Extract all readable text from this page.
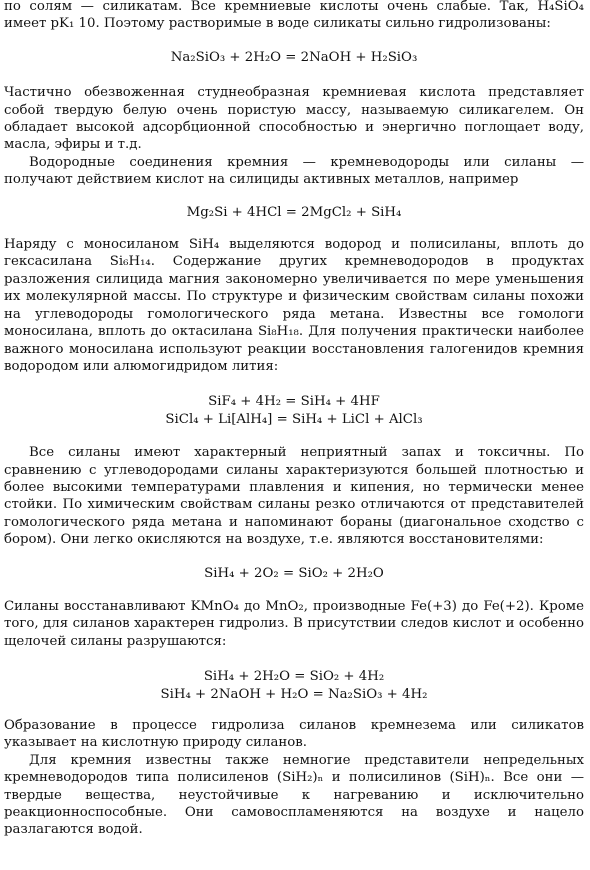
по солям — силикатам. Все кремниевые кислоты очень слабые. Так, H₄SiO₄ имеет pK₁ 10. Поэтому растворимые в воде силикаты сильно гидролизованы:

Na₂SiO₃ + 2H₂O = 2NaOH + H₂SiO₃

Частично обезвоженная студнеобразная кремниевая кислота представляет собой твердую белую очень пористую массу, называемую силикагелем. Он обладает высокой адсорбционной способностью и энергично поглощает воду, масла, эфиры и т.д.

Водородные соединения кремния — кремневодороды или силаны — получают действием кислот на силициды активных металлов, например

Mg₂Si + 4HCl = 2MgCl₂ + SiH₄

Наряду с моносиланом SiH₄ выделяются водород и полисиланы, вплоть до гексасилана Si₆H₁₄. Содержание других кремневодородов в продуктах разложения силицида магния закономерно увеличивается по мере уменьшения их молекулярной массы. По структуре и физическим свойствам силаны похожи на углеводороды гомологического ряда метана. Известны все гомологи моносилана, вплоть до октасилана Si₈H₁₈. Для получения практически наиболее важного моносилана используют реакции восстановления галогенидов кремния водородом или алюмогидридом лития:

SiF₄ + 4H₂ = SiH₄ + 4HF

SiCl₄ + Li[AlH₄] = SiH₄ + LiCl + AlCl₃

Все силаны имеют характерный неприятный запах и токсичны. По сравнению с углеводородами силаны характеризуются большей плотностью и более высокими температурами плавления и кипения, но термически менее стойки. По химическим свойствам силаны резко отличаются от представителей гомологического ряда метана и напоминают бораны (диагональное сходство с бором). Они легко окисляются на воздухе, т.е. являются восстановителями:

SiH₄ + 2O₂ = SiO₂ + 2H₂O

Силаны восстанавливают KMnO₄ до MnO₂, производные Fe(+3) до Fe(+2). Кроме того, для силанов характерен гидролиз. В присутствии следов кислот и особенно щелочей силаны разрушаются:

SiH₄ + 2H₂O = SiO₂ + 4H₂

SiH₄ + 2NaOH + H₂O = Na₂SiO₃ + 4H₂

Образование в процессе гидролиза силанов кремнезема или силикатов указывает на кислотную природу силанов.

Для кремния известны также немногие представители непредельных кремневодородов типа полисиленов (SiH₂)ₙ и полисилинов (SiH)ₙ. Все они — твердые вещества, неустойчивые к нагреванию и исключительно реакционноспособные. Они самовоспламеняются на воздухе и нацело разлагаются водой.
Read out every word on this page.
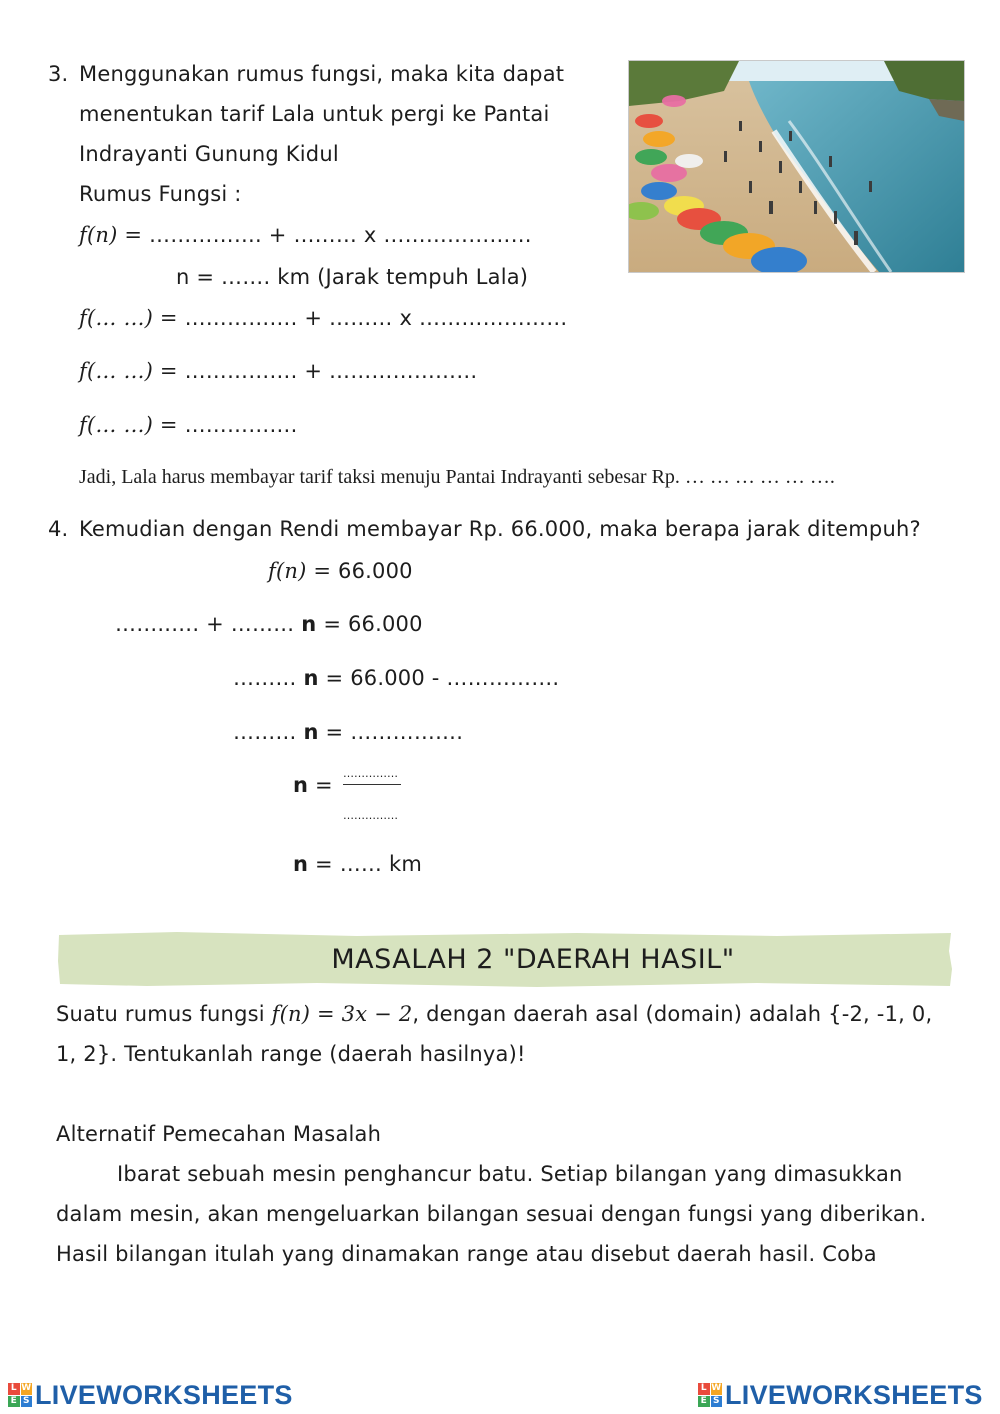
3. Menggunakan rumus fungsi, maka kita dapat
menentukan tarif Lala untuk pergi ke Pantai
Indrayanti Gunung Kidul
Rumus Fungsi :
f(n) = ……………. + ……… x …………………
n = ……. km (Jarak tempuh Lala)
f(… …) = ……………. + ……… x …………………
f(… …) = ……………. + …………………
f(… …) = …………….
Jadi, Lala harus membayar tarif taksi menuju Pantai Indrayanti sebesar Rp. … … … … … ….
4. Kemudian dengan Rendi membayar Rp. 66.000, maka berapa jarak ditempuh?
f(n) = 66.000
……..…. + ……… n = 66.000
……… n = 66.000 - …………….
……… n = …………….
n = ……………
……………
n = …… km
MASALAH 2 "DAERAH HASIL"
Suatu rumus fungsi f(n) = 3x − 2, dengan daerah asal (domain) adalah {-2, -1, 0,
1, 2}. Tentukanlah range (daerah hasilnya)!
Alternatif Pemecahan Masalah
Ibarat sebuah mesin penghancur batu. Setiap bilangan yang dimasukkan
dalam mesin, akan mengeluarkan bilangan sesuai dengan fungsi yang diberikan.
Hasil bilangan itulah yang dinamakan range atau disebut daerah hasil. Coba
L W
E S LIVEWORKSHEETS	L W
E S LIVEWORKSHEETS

* * * * * * * * *

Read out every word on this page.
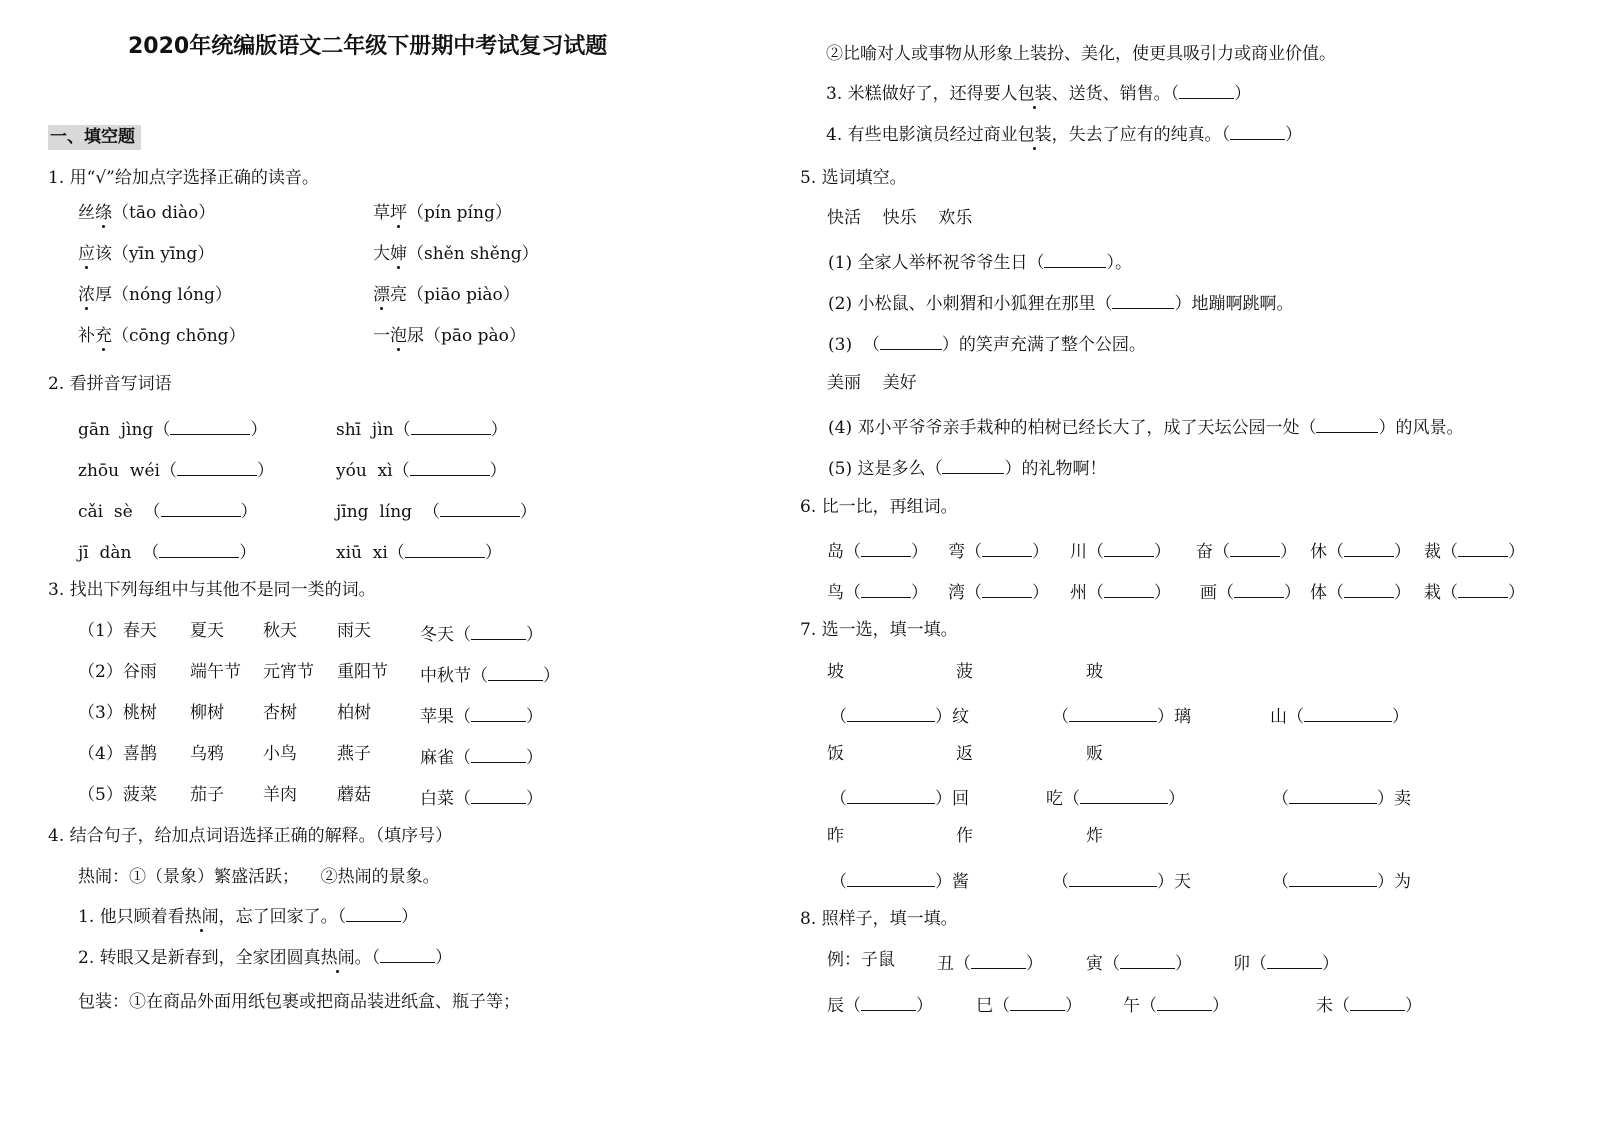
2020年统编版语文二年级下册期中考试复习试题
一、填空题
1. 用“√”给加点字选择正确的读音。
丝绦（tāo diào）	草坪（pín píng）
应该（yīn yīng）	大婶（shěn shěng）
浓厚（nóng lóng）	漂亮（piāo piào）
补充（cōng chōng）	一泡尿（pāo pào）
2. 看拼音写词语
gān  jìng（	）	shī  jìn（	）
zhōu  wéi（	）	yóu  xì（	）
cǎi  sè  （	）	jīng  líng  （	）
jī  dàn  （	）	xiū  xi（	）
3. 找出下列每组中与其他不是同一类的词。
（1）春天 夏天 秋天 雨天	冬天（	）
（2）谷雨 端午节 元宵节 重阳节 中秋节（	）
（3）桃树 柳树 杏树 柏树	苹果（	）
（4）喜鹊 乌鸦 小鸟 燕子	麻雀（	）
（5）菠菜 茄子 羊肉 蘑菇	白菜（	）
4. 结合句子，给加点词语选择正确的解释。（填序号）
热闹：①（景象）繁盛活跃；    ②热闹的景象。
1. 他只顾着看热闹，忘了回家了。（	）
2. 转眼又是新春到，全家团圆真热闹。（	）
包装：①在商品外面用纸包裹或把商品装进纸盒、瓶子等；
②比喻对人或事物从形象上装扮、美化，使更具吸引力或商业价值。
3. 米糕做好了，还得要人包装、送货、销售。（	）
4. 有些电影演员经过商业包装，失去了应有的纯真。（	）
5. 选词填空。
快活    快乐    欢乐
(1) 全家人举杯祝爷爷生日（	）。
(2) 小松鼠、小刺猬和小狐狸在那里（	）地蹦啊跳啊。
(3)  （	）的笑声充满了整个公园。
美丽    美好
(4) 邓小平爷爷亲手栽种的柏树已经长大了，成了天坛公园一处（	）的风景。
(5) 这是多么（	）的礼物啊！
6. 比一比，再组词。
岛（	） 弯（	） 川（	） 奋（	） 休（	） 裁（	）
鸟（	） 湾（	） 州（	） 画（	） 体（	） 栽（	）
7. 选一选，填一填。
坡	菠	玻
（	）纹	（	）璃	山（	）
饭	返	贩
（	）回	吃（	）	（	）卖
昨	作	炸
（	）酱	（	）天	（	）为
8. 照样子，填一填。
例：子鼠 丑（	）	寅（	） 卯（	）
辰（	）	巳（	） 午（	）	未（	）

* * * * * * * * *

**What is being asked**
Find each line holding the word "воздухе" and copy it.

**Response to the task**
Все силаны имеют характерный неприятный запах и токсичны. По сравнению с углеводородами силаны характеризуются большей плотностью и более высокими температурами плавления и кипения, но термически менее стойки. По химическим свойствам силаны резко отличаются от представителей гомологического ряда метана и напоминают бораны (диагональное сходство с бором). Они легко окисляются на воздухе, т.е. являются восстановителями:
Для кремния известны также немногие представители непредельных кремневодородов типа полисиленов (SiH₂)ₙ и полисилинов (SiH)ₙ. Все они — твердые вещества, неустойчивые к нагреванию и исключительно реакционноспособные. Они самовоспламеняются на воздухе и нацело разлагаются водой.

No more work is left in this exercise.